Where a record holds a picture, leave the picture out; otherwise repeat every record exactly.

*** Opening of DATA RECORDS ***

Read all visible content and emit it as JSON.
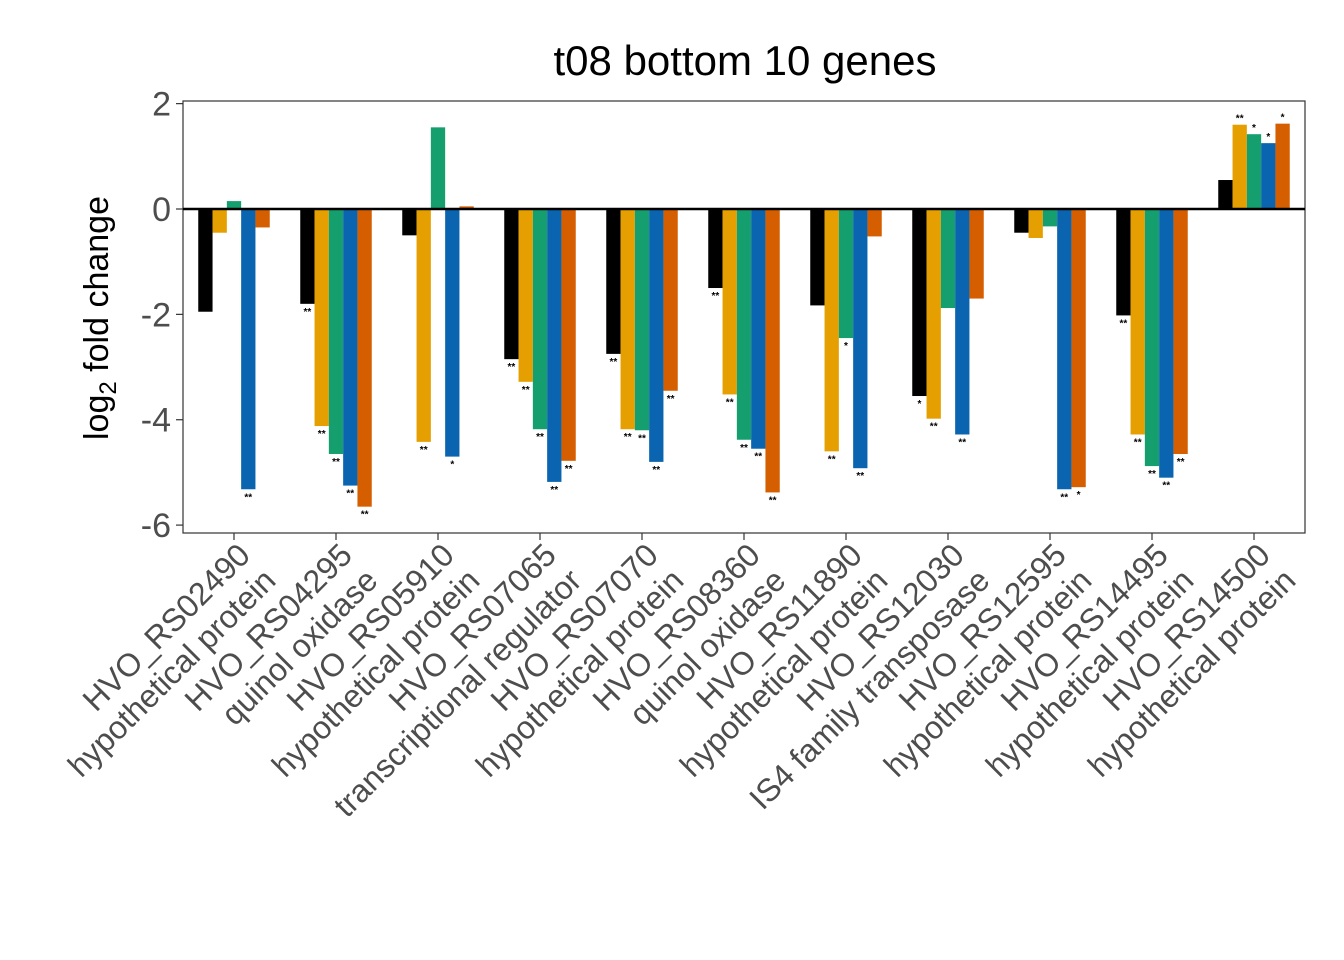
{
  "chart_data": {
    "type": "bar",
    "title": "t08 bottom 10 genes",
    "ylabel_main": "log",
    "ylabel_sub": "2",
    "ylabel_rest": " fold change",
    "ylim": [
      -6.15,
      2.05
    ],
    "yticks": [
      2,
      0,
      -2,
      -4,
      -6
    ],
    "ytick_labels": [
      "2",
      "0",
      "-2",
      "-4",
      "-6"
    ],
    "grid": false,
    "legend": "none",
    "categories": [
      {
        "id": "HVO_RS02490",
        "desc": "hypothetical protein"
      },
      {
        "id": "HVO_RS04295",
        "desc": "quinol oxidase"
      },
      {
        "id": "HVO_RS05910",
        "desc": "hypothetical protein"
      },
      {
        "id": "HVO_RS07065",
        "desc": "transcriptional regulator"
      },
      {
        "id": "HVO_RS07070",
        "desc": "hypothetical protein"
      },
      {
        "id": "HVO_RS08360",
        "desc": "quinol oxidase"
      },
      {
        "id": "HVO_RS11890",
        "desc": "hypothetical protein"
      },
      {
        "id": "HVO_RS12030",
        "desc": "IS4 family transposase"
      },
      {
        "id": "HVO_RS12595",
        "desc": "hypothetical protein"
      },
      {
        "id": "HVO_RS14495",
        "desc": "hypothetical protein"
      },
      {
        "id": "HVO_RS14500",
        "desc": "hypothetical protein"
      }
    ],
    "series_colors": [
      "#000000",
      "#E69F00",
      "#159F6E",
      "#0A64AF",
      "#D55E00"
    ],
    "series": [
      {
        "values": [
          -1.95,
          -1.8,
          -0.5,
          -2.85,
          -2.75,
          -1.5,
          -1.83,
          -3.55,
          -0.45,
          -2.02,
          0.55
        ],
        "sig": [
          "",
          "**",
          "",
          "**",
          "**",
          "**",
          "",
          "*",
          "",
          "**",
          ""
        ]
      },
      {
        "values": [
          -0.45,
          -4.12,
          -4.42,
          -3.28,
          -4.18,
          -3.52,
          -4.6,
          -3.98,
          -0.55,
          -4.28,
          1.6
        ],
        "sig": [
          "",
          "**",
          "**",
          "**",
          "**",
          "**",
          "**",
          "**",
          "",
          "**",
          "**"
        ]
      },
      {
        "values": [
          0.15,
          -4.65,
          1.55,
          -4.18,
          -4.2,
          -4.38,
          -2.45,
          -1.88,
          -0.33,
          -4.88,
          1.42
        ],
        "sig": [
          "",
          "**",
          "",
          "**",
          "**",
          "**",
          "*",
          "",
          "",
          "**",
          "*"
        ]
      },
      {
        "values": [
          -5.32,
          -5.25,
          -4.7,
          -5.18,
          -4.8,
          -4.55,
          -4.92,
          -4.28,
          -5.32,
          -5.1,
          1.25
        ],
        "sig": [
          "**",
          "**",
          "*",
          "**",
          "**",
          "**",
          "**",
          "**",
          "**",
          "**",
          "*"
        ]
      },
      {
        "values": [
          -0.35,
          -5.65,
          0.05,
          -4.78,
          -3.45,
          -5.38,
          -0.52,
          -1.7,
          -5.28,
          -4.65,
          1.62
        ],
        "sig": [
          "",
          "**",
          "",
          "**",
          "**",
          "**",
          "",
          "",
          "*",
          "**",
          "*"
        ]
      }
    ]
  }
}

*** Close of DATA RECORDS ***

TASK ANSWER:
Read all visible content and emit it as JSON.
{
  "chart_data": {
    "type": "bar",
    "title": "t08 bottom 10 genes",
    "ylabel_main": "log",
    "ylabel_sub": "2",
    "ylabel_rest": " fold change",
    "ylim": [
      -6.15,
      2.05
    ],
    "yticks": [
      2,
      0,
      -2,
      -4,
      -6
    ],
    "ytick_labels": [
      "2",
      "0",
      "-2",
      "-4",
      "-6"
    ],
    "grid": false,
    "legend": "none",
    "categories": [
      {
        "id": "HVO_RS02490",
        "desc": "hypothetical protein"
      },
      {
        "id": "HVO_RS04295",
        "desc": "quinol oxidase"
      },
      {
        "id": "HVO_RS05910",
        "desc": "hypothetical protein"
      },
      {
        "id": "HVO_RS07065",
        "desc": "transcriptional regulator"
      },
      {
        "id": "HVO_RS07070",
        "desc": "hypothetical protein"
      },
      {
        "id": "HVO_RS08360",
        "desc": "quinol oxidase"
      },
      {
        "id": "HVO_RS11890",
        "desc": "hypothetical protein"
      },
      {
        "id": "HVO_RS12030",
        "desc": "IS4 family transposase"
      },
      {
        "id": "HVO_RS12595",
        "desc": "hypothetical protein"
      },
      {
        "id": "HVO_RS14495",
        "desc": "hypothetical protein"
      },
      {
        "id": "HVO_RS14500",
        "desc": "hypothetical protein"
      }
    ],
    "series_colors": [
      "#000000",
      "#E69F00",
      "#159F6E",
      "#0A64AF",
      "#D55E00"
    ],
    "series": [
      {
        "values": [
          -1.95,
          -1.8,
          -0.5,
          -2.85,
          -2.75,
          -1.5,
          -1.83,
          -3.55,
          -0.45,
          -2.02,
          0.55
        ],
        "sig": [
          "",
          "**",
          "",
          "**",
          "**",
          "**",
          "",
          "*",
          "",
          "**",
          ""
        ]
      },
      {
        "values": [
          -0.45,
          -4.12,
          -4.42,
          -3.28,
          -4.18,
          -3.52,
          -4.6,
          -3.98,
          -0.55,
          -4.28,
          1.6
        ],
        "sig": [
          "",
          "**",
          "**",
          "**",
          "**",
          "**",
          "**",
          "**",
          "",
          "**",
          "**"
        ]
      },
      {
        "values": [
          0.15,
          -4.65,
          1.55,
          -4.18,
          -4.2,
          -4.38,
          -2.45,
          -1.88,
          -0.33,
          -4.88,
          1.42
        ],
        "sig": [
          "",
          "**",
          "",
          "**",
          "**",
          "**",
          "*",
          "",
          "",
          "**",
          "*"
        ]
      },
      {
        "values": [
          -5.32,
          -5.25,
          -4.7,
          -5.18,
          -4.8,
          -4.55,
          -4.92,
          -4.28,
          -5.32,
          -5.1,
          1.25
        ],
        "sig": [
          "**",
          "**",
          "*",
          "**",
          "**",
          "**",
          "**",
          "**",
          "**",
          "**",
          "*"
        ]
      },
      {
        "values": [
          -0.35,
          -5.65,
          0.05,
          -4.78,
          -3.45,
          -5.38,
          -0.52,
          -1.7,
          -5.28,
          -4.65,
          1.62
        ],
        "sig": [
          "",
          "**",
          "",
          "**",
          "**",
          "**",
          "",
          "",
          "*",
          "**",
          "*"
        ]
      }
    ]
  }
}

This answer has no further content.